#### Data rows ####
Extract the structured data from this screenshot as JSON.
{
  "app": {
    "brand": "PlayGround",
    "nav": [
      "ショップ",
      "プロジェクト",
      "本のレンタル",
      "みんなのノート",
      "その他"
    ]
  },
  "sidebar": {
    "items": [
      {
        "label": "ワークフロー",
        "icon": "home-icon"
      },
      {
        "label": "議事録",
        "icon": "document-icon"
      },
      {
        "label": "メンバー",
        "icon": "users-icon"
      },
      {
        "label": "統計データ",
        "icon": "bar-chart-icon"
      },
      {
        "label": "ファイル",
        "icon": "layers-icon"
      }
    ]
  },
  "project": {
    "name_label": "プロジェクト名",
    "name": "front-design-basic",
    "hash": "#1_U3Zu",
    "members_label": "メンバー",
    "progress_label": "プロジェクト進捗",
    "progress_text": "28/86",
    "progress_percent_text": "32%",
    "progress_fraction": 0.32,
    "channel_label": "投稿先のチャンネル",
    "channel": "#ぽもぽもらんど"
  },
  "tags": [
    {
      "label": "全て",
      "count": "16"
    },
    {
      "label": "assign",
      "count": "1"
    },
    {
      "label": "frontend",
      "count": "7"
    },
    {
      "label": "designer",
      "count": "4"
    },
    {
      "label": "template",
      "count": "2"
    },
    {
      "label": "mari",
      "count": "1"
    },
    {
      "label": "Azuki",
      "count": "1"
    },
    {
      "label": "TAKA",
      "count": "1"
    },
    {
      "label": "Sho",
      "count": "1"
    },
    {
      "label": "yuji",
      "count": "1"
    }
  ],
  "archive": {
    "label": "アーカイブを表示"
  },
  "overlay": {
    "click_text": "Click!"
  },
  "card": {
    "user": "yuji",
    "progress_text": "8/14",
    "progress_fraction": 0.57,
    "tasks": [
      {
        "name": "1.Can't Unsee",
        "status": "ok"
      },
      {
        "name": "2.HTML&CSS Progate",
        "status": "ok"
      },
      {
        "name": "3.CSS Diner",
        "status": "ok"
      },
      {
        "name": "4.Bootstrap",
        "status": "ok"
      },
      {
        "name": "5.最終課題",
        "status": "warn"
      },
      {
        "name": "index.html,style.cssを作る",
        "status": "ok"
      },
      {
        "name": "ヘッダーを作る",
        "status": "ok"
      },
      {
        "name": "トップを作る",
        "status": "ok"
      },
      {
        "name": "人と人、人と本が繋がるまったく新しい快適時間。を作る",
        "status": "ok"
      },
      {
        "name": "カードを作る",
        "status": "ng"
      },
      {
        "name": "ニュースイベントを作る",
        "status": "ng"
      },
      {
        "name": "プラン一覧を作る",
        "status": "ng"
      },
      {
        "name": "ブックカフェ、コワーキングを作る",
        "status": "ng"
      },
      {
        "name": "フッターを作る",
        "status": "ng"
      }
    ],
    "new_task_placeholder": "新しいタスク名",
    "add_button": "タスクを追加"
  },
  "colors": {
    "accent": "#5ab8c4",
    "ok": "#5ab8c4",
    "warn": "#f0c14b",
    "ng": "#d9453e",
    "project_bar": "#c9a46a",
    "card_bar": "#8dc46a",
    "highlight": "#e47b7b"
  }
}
####
— Your objective —
Repeat back the data above, exact to the last character.

— Task answer —
Extract the structured data from this screenshot as JSON.
{
  "app": {
    "brand": "PlayGround",
    "nav": [
      "ショップ",
      "プロジェクト",
      "本のレンタル",
      "みんなのノート",
      "その他"
    ]
  },
  "sidebar": {
    "items": [
      {
        "label": "ワークフロー",
        "icon": "home-icon"
      },
      {
        "label": "議事録",
        "icon": "document-icon"
      },
      {
        "label": "メンバー",
        "icon": "users-icon"
      },
      {
        "label": "統計データ",
        "icon": "bar-chart-icon"
      },
      {
        "label": "ファイル",
        "icon": "layers-icon"
      }
    ]
  },
  "project": {
    "name_label": "プロジェクト名",
    "name": "front-design-basic",
    "hash": "#1_U3Zu",
    "members_label": "メンバー",
    "progress_label": "プロジェクト進捗",
    "progress_text": "28/86",
    "progress_percent_text": "32%",
    "progress_fraction": 0.32,
    "channel_label": "投稿先のチャンネル",
    "channel": "#ぽもぽもらんど"
  },
  "tags": [
    {
      "label": "全て",
      "count": "16"
    },
    {
      "label": "assign",
      "count": "1"
    },
    {
      "label": "frontend",
      "count": "7"
    },
    {
      "label": "designer",
      "count": "4"
    },
    {
      "label": "template",
      "count": "2"
    },
    {
      "label": "mari",
      "count": "1"
    },
    {
      "label": "Azuki",
      "count": "1"
    },
    {
      "label": "TAKA",
      "count": "1"
    },
    {
      "label": "Sho",
      "count": "1"
    },
    {
      "label": "yuji",
      "count": "1"
    }
  ],
  "archive": {
    "label": "アーカイブを表示"
  },
  "overlay": {
    "click_text": "Click!"
  },
  "card": {
    "user": "yuji",
    "progress_text": "8/14",
    "progress_fraction": 0.57,
    "tasks": [
      {
        "name": "1.Can't Unsee",
        "status": "ok"
      },
      {
        "name": "2.HTML&CSS Progate",
        "status": "ok"
      },
      {
        "name": "3.CSS Diner",
        "status": "ok"
      },
      {
        "name": "4.Bootstrap",
        "status": "ok"
      },
      {
        "name": "5.最終課題",
        "status": "warn"
      },
      {
        "name": "index.html,style.cssを作る",
        "status": "ok"
      },
      {
        "name": "ヘッダーを作る",
        "status": "ok"
      },
      {
        "name": "トップを作る",
        "status": "ok"
      },
      {
        "name": "人と人、人と本が繋がるまったく新しい快適時間。を作る",
        "status": "ok"
      },
      {
        "name": "カードを作る",
        "status": "ng"
      },
      {
        "name": "ニュースイベントを作る",
        "status": "ng"
      },
      {
        "name": "プラン一覧を作る",
        "status": "ng"
      },
      {
        "name": "ブックカフェ、コワーキングを作る",
        "status": "ng"
      },
      {
        "name": "フッターを作る",
        "status": "ng"
      }
    ],
    "new_task_placeholder": "新しいタスク名",
    "add_button": "タスクを追加"
  },
  "colors": {
    "accent": "#5ab8c4",
    "ok": "#5ab8c4",
    "warn": "#f0c14b",
    "ng": "#d9453e",
    "project_bar": "#c9a46a",
    "card_bar": "#8dc46a",
    "highlight": "#e47b7b"
  }
}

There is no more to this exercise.